#### Stated goal:
Look through the listing and locate every line containing the word "jour"; copy those lines.

◇ ◇ ◇ ◇ ◇

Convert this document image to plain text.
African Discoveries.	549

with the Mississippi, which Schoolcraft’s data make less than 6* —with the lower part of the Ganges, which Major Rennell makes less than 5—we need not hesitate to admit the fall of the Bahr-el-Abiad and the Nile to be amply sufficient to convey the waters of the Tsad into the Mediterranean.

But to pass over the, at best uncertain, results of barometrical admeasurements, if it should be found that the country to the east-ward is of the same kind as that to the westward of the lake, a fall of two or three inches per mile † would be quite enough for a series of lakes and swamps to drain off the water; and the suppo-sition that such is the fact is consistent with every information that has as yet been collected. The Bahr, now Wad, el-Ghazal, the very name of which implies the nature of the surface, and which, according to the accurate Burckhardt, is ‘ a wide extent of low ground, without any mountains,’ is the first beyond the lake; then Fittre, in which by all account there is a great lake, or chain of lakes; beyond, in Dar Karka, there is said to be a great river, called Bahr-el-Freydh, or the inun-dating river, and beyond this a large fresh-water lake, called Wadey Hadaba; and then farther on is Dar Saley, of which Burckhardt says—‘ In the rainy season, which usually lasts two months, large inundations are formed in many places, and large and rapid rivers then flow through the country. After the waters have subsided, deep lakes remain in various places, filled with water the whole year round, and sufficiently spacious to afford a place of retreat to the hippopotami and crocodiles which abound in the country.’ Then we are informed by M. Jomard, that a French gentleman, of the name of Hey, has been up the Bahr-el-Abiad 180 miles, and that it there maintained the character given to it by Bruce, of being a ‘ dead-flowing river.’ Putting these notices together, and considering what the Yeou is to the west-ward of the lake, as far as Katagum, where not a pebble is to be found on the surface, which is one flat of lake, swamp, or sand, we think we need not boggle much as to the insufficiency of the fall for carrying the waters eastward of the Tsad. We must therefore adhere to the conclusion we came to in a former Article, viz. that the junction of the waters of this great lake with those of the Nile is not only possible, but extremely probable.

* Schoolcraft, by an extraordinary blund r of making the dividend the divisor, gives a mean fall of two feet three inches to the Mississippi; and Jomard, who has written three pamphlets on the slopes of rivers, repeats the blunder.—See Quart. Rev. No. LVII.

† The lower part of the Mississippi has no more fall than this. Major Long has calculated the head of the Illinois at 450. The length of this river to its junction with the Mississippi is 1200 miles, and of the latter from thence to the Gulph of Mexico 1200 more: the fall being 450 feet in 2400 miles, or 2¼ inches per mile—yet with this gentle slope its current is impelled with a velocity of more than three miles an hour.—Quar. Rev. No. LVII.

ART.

◇ ◇ ◇ ◇ ◇

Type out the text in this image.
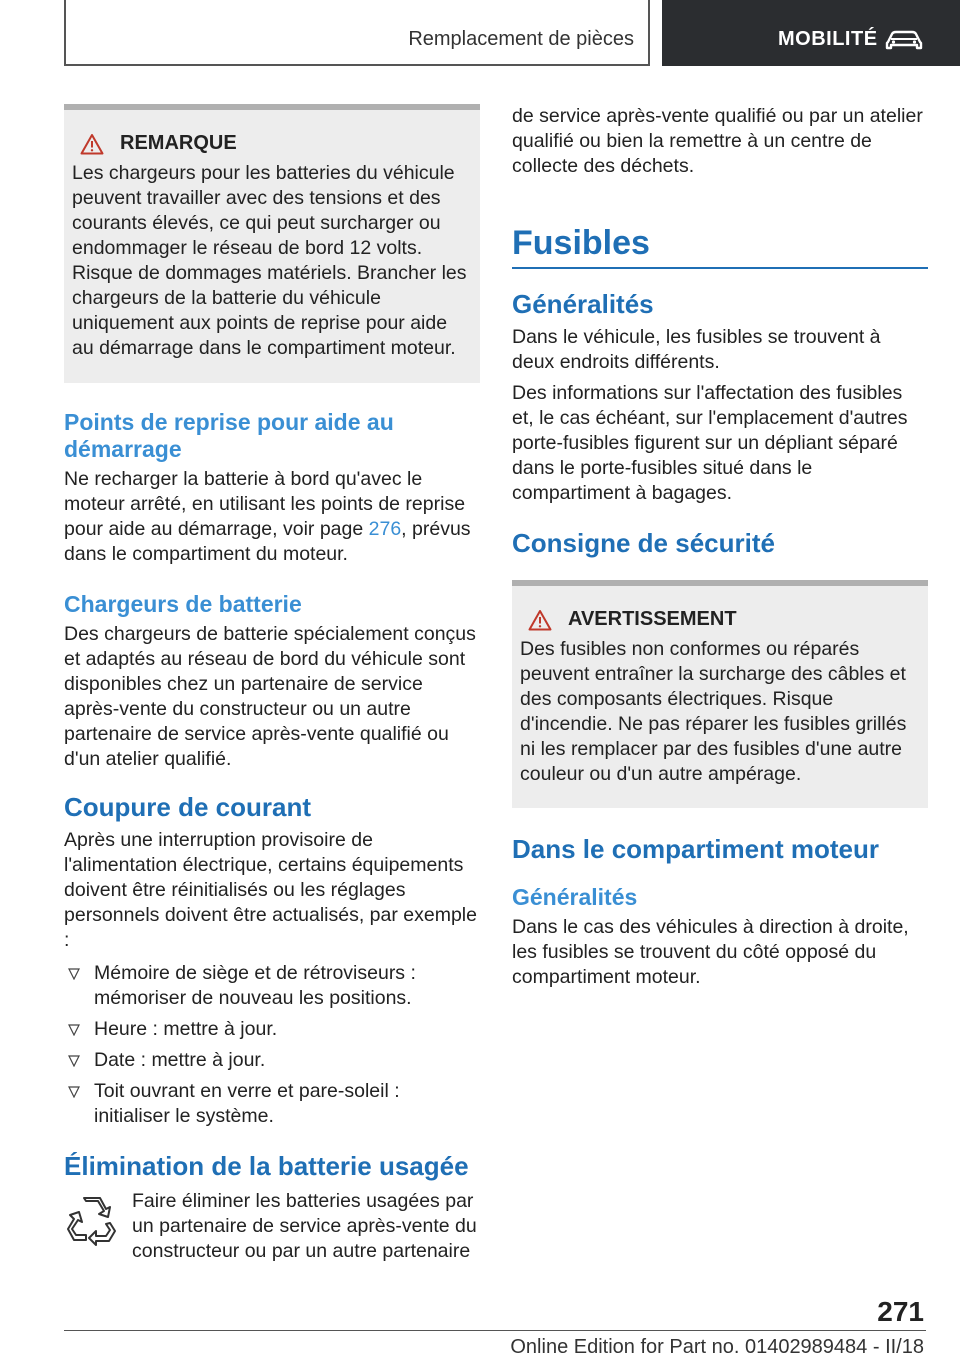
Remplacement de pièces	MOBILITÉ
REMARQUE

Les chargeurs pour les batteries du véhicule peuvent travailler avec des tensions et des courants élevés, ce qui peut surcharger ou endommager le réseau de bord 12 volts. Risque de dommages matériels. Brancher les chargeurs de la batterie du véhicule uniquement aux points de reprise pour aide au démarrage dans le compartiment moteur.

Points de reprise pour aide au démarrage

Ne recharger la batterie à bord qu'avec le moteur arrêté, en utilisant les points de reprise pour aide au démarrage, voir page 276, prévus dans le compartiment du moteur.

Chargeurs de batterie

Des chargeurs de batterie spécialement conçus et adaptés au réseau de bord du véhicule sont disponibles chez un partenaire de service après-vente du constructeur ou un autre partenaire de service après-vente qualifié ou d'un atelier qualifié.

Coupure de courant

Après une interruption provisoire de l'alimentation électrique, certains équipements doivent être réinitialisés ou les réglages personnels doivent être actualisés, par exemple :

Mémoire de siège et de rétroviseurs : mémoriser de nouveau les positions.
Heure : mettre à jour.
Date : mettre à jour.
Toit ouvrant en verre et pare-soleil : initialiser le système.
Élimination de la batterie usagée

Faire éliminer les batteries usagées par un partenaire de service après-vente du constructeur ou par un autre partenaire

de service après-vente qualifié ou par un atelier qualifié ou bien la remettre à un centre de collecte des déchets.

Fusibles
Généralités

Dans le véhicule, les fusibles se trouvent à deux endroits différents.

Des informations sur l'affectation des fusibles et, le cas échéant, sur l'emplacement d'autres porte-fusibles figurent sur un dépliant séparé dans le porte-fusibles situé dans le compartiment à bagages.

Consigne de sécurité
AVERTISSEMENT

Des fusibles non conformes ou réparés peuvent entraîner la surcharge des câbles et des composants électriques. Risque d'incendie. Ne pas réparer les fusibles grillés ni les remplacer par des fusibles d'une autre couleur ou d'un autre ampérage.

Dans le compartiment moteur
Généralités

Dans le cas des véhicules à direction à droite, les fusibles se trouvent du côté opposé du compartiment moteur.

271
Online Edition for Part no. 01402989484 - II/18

◇ ◇ ◇ ◇ ◇

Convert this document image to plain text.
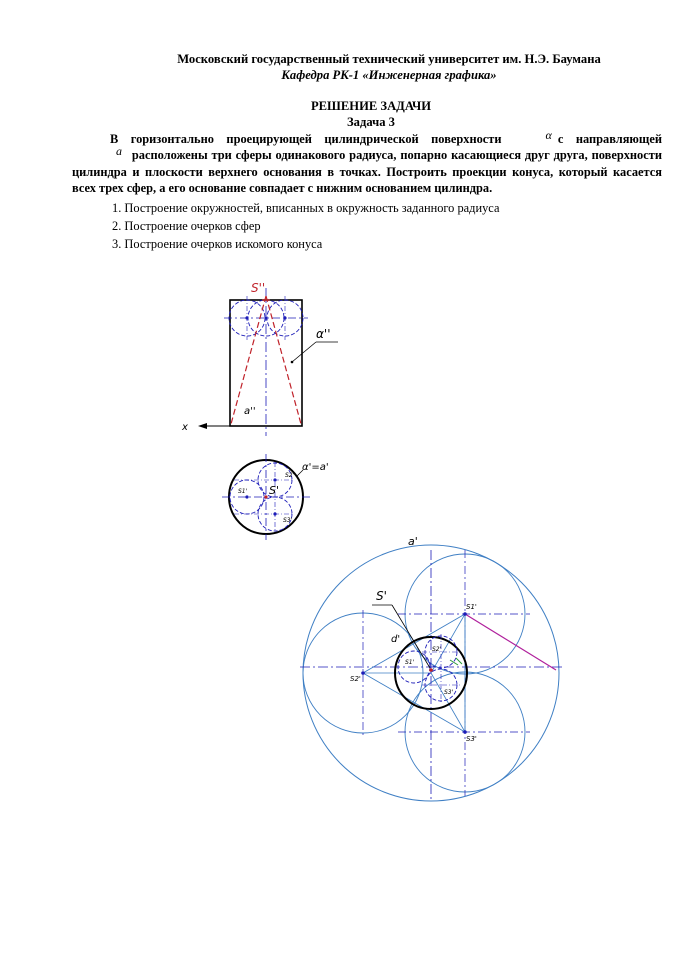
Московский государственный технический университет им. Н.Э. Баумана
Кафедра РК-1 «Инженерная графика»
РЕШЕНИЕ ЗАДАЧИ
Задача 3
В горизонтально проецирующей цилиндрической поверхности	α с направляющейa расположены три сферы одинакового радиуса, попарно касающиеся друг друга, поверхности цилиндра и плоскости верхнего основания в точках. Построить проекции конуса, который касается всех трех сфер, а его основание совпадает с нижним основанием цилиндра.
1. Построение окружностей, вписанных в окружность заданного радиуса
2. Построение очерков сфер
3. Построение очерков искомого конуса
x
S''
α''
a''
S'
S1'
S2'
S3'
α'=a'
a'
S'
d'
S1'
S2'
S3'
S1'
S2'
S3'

◇ ◇ ◇ ◇ ◇

#### Result of this task:
Heure : mettre à jour.
Date : mettre à jour.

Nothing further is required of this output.